--- start Input data ---
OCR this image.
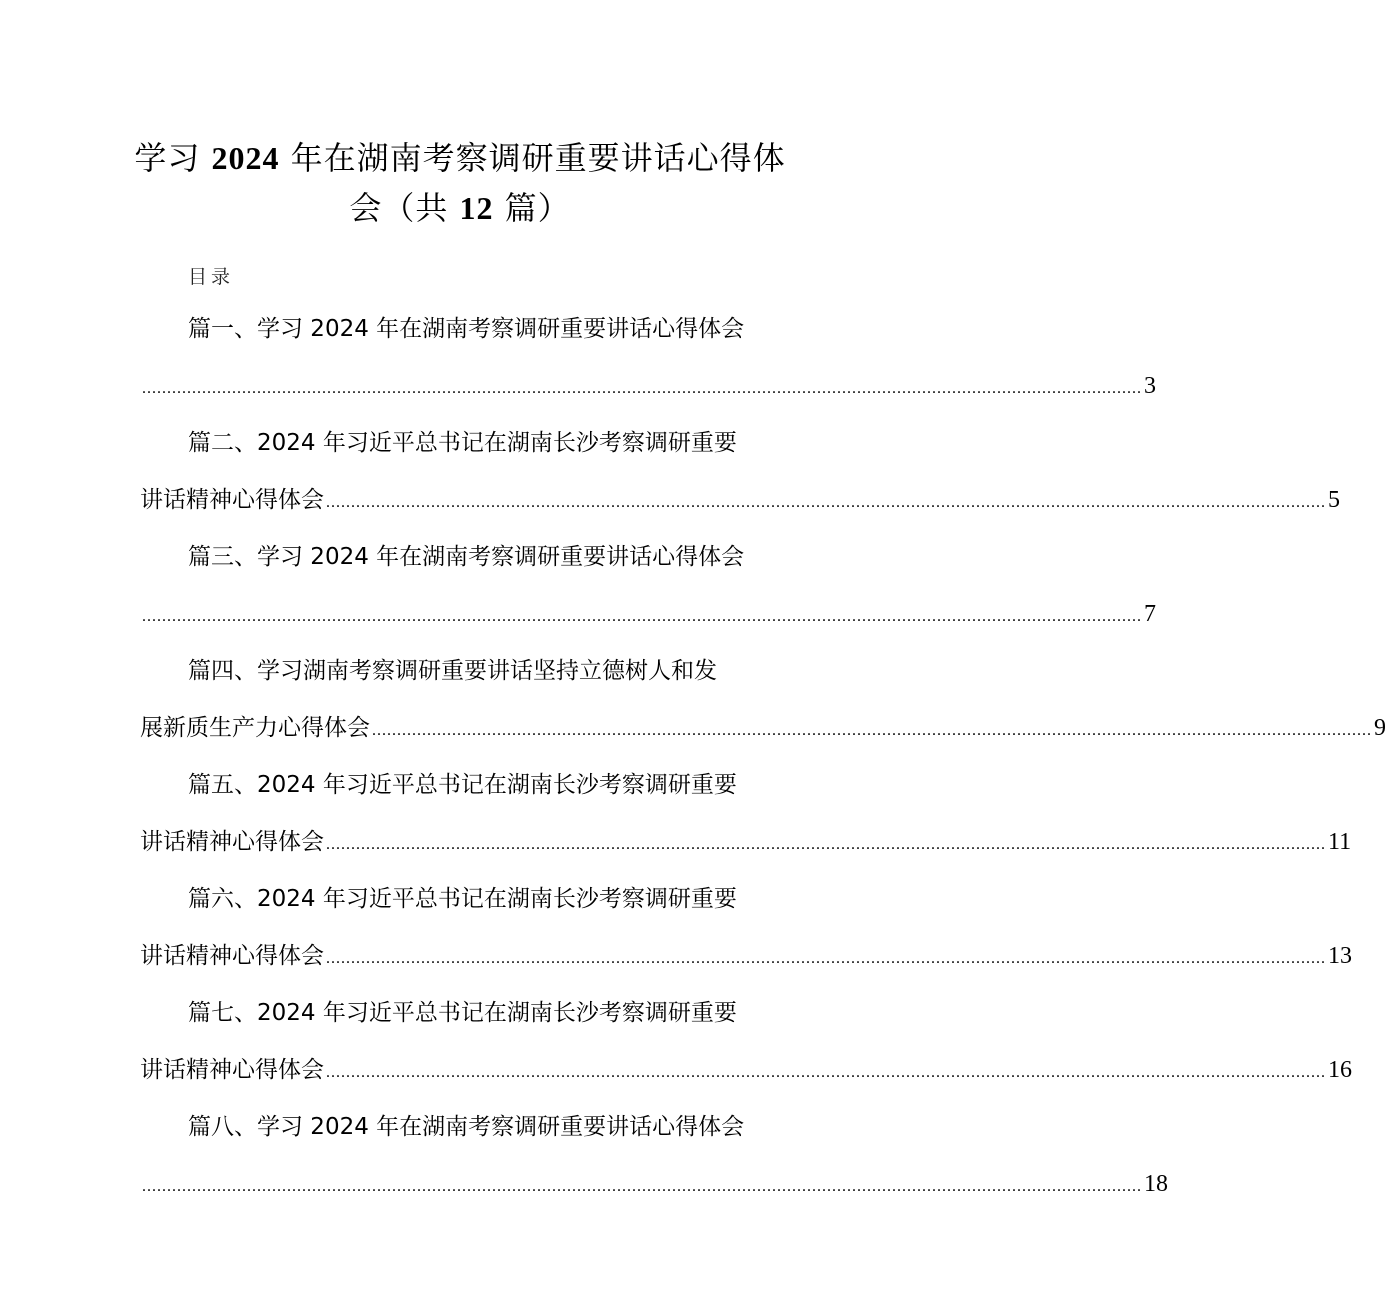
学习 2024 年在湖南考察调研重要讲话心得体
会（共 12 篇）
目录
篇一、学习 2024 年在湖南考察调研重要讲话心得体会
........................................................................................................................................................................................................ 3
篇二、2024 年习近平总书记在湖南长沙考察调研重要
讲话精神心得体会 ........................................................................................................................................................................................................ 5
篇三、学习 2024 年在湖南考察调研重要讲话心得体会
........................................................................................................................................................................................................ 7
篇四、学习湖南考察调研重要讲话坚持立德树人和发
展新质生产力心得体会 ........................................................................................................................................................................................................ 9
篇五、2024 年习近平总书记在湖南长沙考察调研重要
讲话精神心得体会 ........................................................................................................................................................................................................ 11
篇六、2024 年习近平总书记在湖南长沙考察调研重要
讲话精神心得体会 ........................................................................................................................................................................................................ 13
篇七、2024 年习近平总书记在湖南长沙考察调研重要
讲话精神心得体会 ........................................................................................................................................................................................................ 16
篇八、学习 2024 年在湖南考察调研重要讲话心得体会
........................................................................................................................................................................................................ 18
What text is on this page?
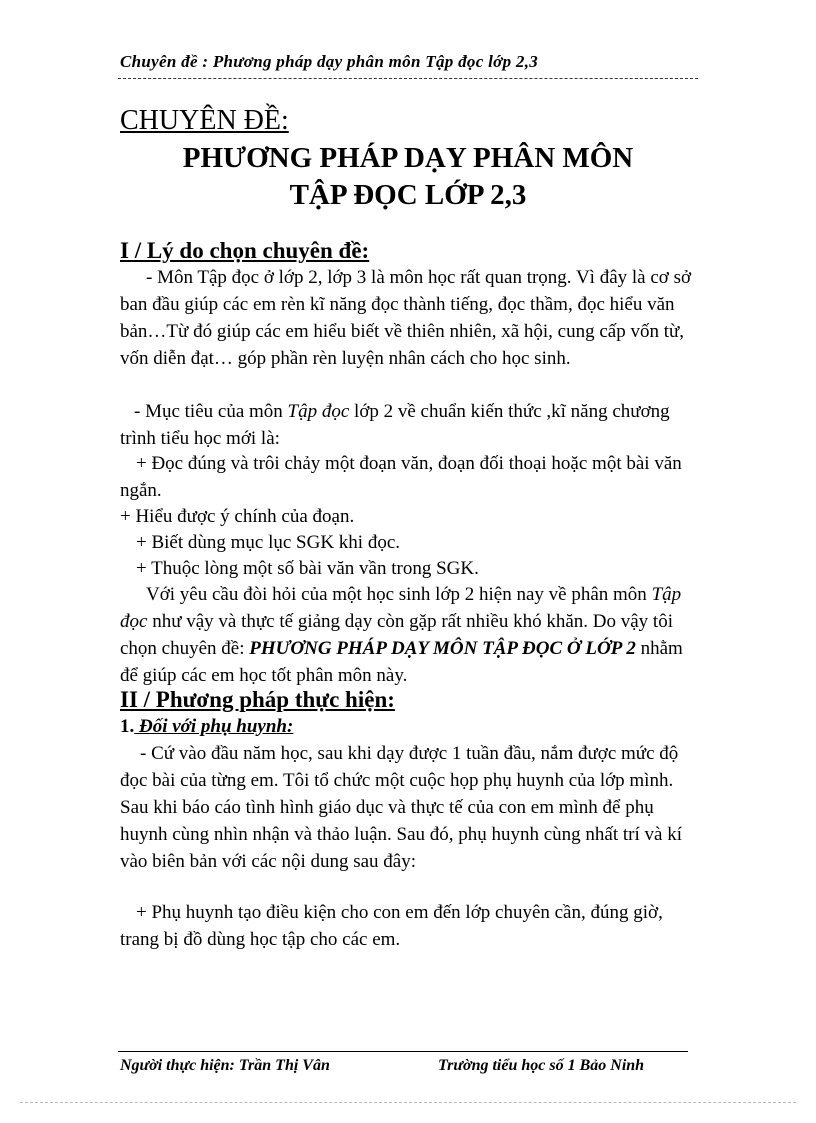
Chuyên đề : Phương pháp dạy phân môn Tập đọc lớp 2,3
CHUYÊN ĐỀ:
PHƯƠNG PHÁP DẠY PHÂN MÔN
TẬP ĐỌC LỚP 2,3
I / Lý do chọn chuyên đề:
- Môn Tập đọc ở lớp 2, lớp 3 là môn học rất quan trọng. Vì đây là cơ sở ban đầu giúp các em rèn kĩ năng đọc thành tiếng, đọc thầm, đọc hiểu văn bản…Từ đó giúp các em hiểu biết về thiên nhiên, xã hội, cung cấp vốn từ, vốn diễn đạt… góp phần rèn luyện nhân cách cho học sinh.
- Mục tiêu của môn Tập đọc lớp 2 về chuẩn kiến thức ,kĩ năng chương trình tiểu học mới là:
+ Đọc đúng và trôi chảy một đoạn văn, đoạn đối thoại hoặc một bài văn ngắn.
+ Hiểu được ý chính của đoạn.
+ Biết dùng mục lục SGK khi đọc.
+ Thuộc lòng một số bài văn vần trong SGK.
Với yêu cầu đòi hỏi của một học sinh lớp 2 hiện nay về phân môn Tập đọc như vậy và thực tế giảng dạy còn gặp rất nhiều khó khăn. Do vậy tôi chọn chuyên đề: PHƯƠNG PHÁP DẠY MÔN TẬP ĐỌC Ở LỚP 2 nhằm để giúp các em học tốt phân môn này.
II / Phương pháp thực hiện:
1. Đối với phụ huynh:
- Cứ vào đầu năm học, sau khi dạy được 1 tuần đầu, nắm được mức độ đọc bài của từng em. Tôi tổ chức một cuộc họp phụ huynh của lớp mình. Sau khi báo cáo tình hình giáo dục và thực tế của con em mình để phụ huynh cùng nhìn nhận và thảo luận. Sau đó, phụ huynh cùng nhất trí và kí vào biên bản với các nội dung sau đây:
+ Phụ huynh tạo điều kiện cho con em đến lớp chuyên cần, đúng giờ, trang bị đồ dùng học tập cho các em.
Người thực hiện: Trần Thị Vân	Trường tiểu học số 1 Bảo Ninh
--- end Input data ---
Return the material exactly as given, apart from the pictures.

OCR this image.
学习 2024 年在湖南考察调研重要讲话心得体
会（共 12 篇）
目录
篇一、学习 2024 年在湖南考察调研重要讲话心得体会
........................................................................................................................................................................................................ 3
篇二、2024 年习近平总书记在湖南长沙考察调研重要
讲话精神心得体会 ........................................................................................................................................................................................................ 5
篇三、学习 2024 年在湖南考察调研重要讲话心得体会
........................................................................................................................................................................................................ 7
篇四、学习湖南考察调研重要讲话坚持立德树人和发
展新质生产力心得体会 ........................................................................................................................................................................................................ 9
篇五、2024 年习近平总书记在湖南长沙考察调研重要
讲话精神心得体会 ........................................................................................................................................................................................................ 11
篇六、2024 年习近平总书记在湖南长沙考察调研重要
讲话精神心得体会 ........................................................................................................................................................................................................ 13
篇七、2024 年习近平总书记在湖南长沙考察调研重要
讲话精神心得体会 ........................................................................................................................................................................................................ 16
篇八、学习 2024 年在湖南考察调研重要讲话心得体会
........................................................................................................................................................................................................ 18
What text is on this page?
Chuyên đề : Phương pháp dạy phân môn Tập đọc lớp 2,3
CHUYÊN ĐỀ:
PHƯƠNG PHÁP DẠY PHÂN MÔN
TẬP ĐỌC LỚP 2,3
I / Lý do chọn chuyên đề:
- Môn Tập đọc ở lớp 2, lớp 3 là môn học rất quan trọng. Vì đây là cơ sở ban đầu giúp các em rèn kĩ năng đọc thành tiếng, đọc thầm, đọc hiểu văn bản…Từ đó giúp các em hiểu biết về thiên nhiên, xã hội, cung cấp vốn từ, vốn diễn đạt… góp phần rèn luyện nhân cách cho học sinh.
- Mục tiêu của môn Tập đọc lớp 2 về chuẩn kiến thức ,kĩ năng chương trình tiểu học mới là:
+ Đọc đúng và trôi chảy một đoạn văn, đoạn đối thoại hoặc một bài văn ngắn.
+ Hiểu được ý chính của đoạn.
+ Biết dùng mục lục SGK khi đọc.
+ Thuộc lòng một số bài văn vần trong SGK.
Với yêu cầu đòi hỏi của một học sinh lớp 2 hiện nay về phân môn Tập đọc như vậy và thực tế giảng dạy còn gặp rất nhiều khó khăn. Do vậy tôi chọn chuyên đề: PHƯƠNG PHÁP DẠY MÔN TẬP ĐỌC Ở LỚP 2 nhằm để giúp các em học tốt phân môn này.
II / Phương pháp thực hiện:
1. Đối với phụ huynh:
- Cứ vào đầu năm học, sau khi dạy được 1 tuần đầu, nắm được mức độ đọc bài của từng em. Tôi tổ chức một cuộc họp phụ huynh của lớp mình. Sau khi báo cáo tình hình giáo dục và thực tế của con em mình để phụ huynh cùng nhìn nhận và thảo luận. Sau đó, phụ huynh cùng nhất trí và kí vào biên bản với các nội dung sau đây:
+ Phụ huynh tạo điều kiện cho con em đến lớp chuyên cần, đúng giờ, trang bị đồ dùng học tập cho các em.
Người thực hiện: Trần Thị Vân	Trường tiểu học số 1 Bảo Ninh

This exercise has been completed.